Chart and figure data
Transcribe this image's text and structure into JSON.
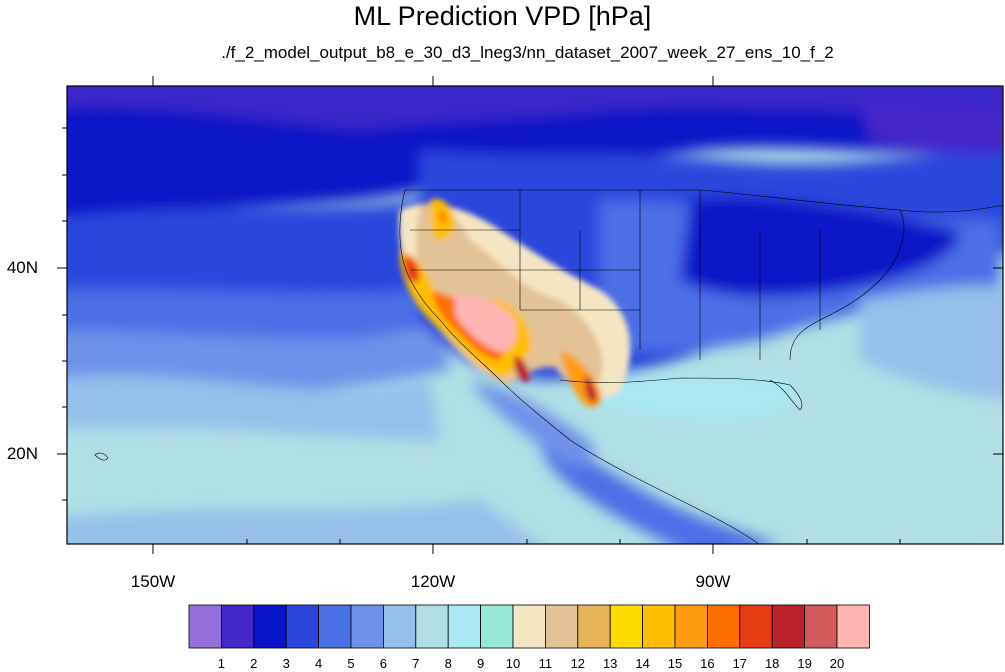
{
  "title": "ML Prediction VPD [hPa]",
  "subtitle": "./f_2_model_output_b8_e_30_d3_lneg3/nn_dataset_2007_week_27_ens_10_f_2",
  "longitude_labels": [
    "150W",
    "120W",
    "90W"
  ],
  "latitude_labels": [
    "40N",
    "20N"
  ],
  "colorbar": {
    "labels": [
      "1",
      "2",
      "3",
      "4",
      "5",
      "6",
      "7",
      "8",
      "9",
      "10",
      "11",
      "12",
      "13",
      "14",
      "15",
      "16",
      "17",
      "18",
      "19",
      "20"
    ],
    "colors": [
      "#9370db",
      "#4428c8",
      "#0a14c8",
      "#2a46dc",
      "#4b70e6",
      "#6e91ea",
      "#96c0ea",
      "#b0dfe4",
      "#a8e9f2",
      "#96e9d8",
      "#f5e6c3",
      "#e2c396",
      "#e7b45a",
      "#ffdc00",
      "#ffbe00",
      "#ff9b0f",
      "#ff6e00",
      "#e63c14",
      "#b9232a",
      "#d25a5a",
      "#ffb4b4"
    ]
  },
  "colors": {
    "land_outline": "#000000",
    "background": "#ffffff"
  }
}
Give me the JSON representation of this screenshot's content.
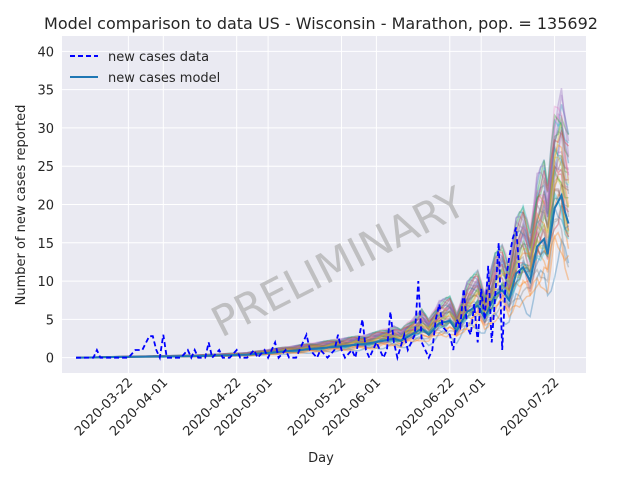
{
  "chart_data": {
    "type": "line",
    "title": "Model comparison to data US - Wisconsin - Marathon, pop. = 135692",
    "xlabel": "Day",
    "ylabel": "Number of new cases reported",
    "watermark": "PRELIMINARY",
    "x_range": [
      "2020-03-03",
      "2020-07-31"
    ],
    "ylim": [
      -2,
      42
    ],
    "x_ticks": [
      "2020-03-22",
      "2020-04-01",
      "2020-04-22",
      "2020-05-01",
      "2020-05-22",
      "2020-06-01",
      "2020-06-22",
      "2020-07-01",
      "2020-07-22"
    ],
    "y_ticks": [
      0,
      5,
      10,
      15,
      20,
      25,
      30,
      35,
      40
    ],
    "grid": true,
    "legend_position": "top-left",
    "background": "#eaeaf2",
    "series": [
      {
        "name": "new cases data",
        "style": "dashed",
        "color": "#0000ff",
        "points": [
          [
            "2020-03-07",
            0
          ],
          [
            "2020-03-12",
            0
          ],
          [
            "2020-03-13",
            1
          ],
          [
            "2020-03-14",
            0
          ],
          [
            "2020-03-20",
            0
          ],
          [
            "2020-03-22",
            0
          ],
          [
            "2020-03-24",
            1
          ],
          [
            "2020-03-26",
            1
          ],
          [
            "2020-03-28",
            2.8
          ],
          [
            "2020-03-29",
            2.8
          ],
          [
            "2020-03-30",
            1
          ],
          [
            "2020-03-31",
            0
          ],
          [
            "2020-04-01",
            3
          ],
          [
            "2020-04-02",
            0
          ],
          [
            "2020-04-03",
            0
          ],
          [
            "2020-04-06",
            0
          ],
          [
            "2020-04-08",
            1
          ],
          [
            "2020-04-09",
            0
          ],
          [
            "2020-04-10",
            1
          ],
          [
            "2020-04-11",
            0
          ],
          [
            "2020-04-13",
            0
          ],
          [
            "2020-04-14",
            2
          ],
          [
            "2020-04-15",
            0
          ],
          [
            "2020-04-17",
            1
          ],
          [
            "2020-04-18",
            0
          ],
          [
            "2020-04-20",
            0
          ],
          [
            "2020-04-22",
            1
          ],
          [
            "2020-04-23",
            0
          ],
          [
            "2020-04-25",
            0
          ],
          [
            "2020-04-27",
            1
          ],
          [
            "2020-04-28",
            0
          ],
          [
            "2020-04-30",
            1
          ],
          [
            "2020-05-01",
            0
          ],
          [
            "2020-05-03",
            2
          ],
          [
            "2020-05-04",
            0
          ],
          [
            "2020-05-06",
            1
          ],
          [
            "2020-05-07",
            0
          ],
          [
            "2020-05-09",
            0
          ],
          [
            "2020-05-10",
            1
          ],
          [
            "2020-05-12",
            3
          ],
          [
            "2020-05-13",
            1
          ],
          [
            "2020-05-15",
            0
          ],
          [
            "2020-05-16",
            1
          ],
          [
            "2020-05-18",
            0
          ],
          [
            "2020-05-20",
            1
          ],
          [
            "2020-05-21",
            3
          ],
          [
            "2020-05-22",
            1
          ],
          [
            "2020-05-23",
            0
          ],
          [
            "2020-05-25",
            1
          ],
          [
            "2020-05-26",
            0
          ],
          [
            "2020-05-28",
            5
          ],
          [
            "2020-05-29",
            1
          ],
          [
            "2020-05-30",
            0
          ],
          [
            "2020-06-01",
            2
          ],
          [
            "2020-06-02",
            1
          ],
          [
            "2020-06-03",
            0
          ],
          [
            "2020-06-04",
            1
          ],
          [
            "2020-06-05",
            6
          ],
          [
            "2020-06-06",
            2
          ],
          [
            "2020-06-07",
            0
          ],
          [
            "2020-06-09",
            3
          ],
          [
            "2020-06-10",
            1
          ],
          [
            "2020-06-12",
            3
          ],
          [
            "2020-06-13",
            10
          ],
          [
            "2020-06-14",
            2
          ],
          [
            "2020-06-16",
            0
          ],
          [
            "2020-06-17",
            1
          ],
          [
            "2020-06-18",
            5
          ],
          [
            "2020-06-19",
            7
          ],
          [
            "2020-06-20",
            4
          ],
          [
            "2020-06-22",
            3
          ],
          [
            "2020-06-23",
            1
          ],
          [
            "2020-06-24",
            5
          ],
          [
            "2020-06-25",
            4
          ],
          [
            "2020-06-26",
            9
          ],
          [
            "2020-06-27",
            4
          ],
          [
            "2020-06-28",
            3
          ],
          [
            "2020-06-29",
            7
          ],
          [
            "2020-06-30",
            2
          ],
          [
            "2020-07-01",
            9
          ],
          [
            "2020-07-02",
            5
          ],
          [
            "2020-07-03",
            12
          ],
          [
            "2020-07-04",
            2
          ],
          [
            "2020-07-05",
            8
          ],
          [
            "2020-07-06",
            15
          ],
          [
            "2020-07-07",
            1
          ],
          [
            "2020-07-08",
            10
          ],
          [
            "2020-07-09",
            13
          ],
          [
            "2020-07-10",
            15.5
          ],
          [
            "2020-07-11",
            17
          ],
          [
            "2020-07-12",
            11
          ]
        ]
      },
      {
        "name": "new cases model",
        "style": "solid",
        "color": "#1f77b4",
        "points": [
          [
            "2020-03-07",
            0
          ],
          [
            "2020-03-20",
            0.1
          ],
          [
            "2020-04-10",
            0.2
          ],
          [
            "2020-04-25",
            0.4
          ],
          [
            "2020-05-05",
            0.8
          ],
          [
            "2020-05-15",
            1.2
          ],
          [
            "2020-05-22",
            1.5
          ],
          [
            "2020-05-29",
            1.8
          ],
          [
            "2020-06-03",
            2.2
          ],
          [
            "2020-06-06",
            2.5
          ],
          [
            "2020-06-08",
            2.2
          ],
          [
            "2020-06-11",
            3.0
          ],
          [
            "2020-06-14",
            3.8
          ],
          [
            "2020-06-16",
            3.0
          ],
          [
            "2020-06-19",
            4.5
          ],
          [
            "2020-06-22",
            4.8
          ],
          [
            "2020-06-24",
            3.5
          ],
          [
            "2020-06-27",
            6.0
          ],
          [
            "2020-06-30",
            6.8
          ],
          [
            "2020-07-02",
            5.2
          ],
          [
            "2020-07-05",
            8.2
          ],
          [
            "2020-07-07",
            8.8
          ],
          [
            "2020-07-09",
            7.5
          ],
          [
            "2020-07-11",
            11.0
          ],
          [
            "2020-07-13",
            11.8
          ],
          [
            "2020-07-15",
            10.0
          ],
          [
            "2020-07-17",
            14.5
          ],
          [
            "2020-07-19",
            15.5
          ],
          [
            "2020-07-20",
            13.5
          ],
          [
            "2020-07-22",
            19.5
          ],
          [
            "2020-07-24",
            21.2
          ],
          [
            "2020-07-25",
            19.0
          ],
          [
            "2020-07-26",
            17.5
          ]
        ]
      }
    ]
  }
}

→ **What this task involves**:
Pull every line containing the word "cases" out of the material.

→ **Worked solution**:
    "ylabel": "Number of new cases reported",
        "name": "new cases data",
        "name": "new cases model",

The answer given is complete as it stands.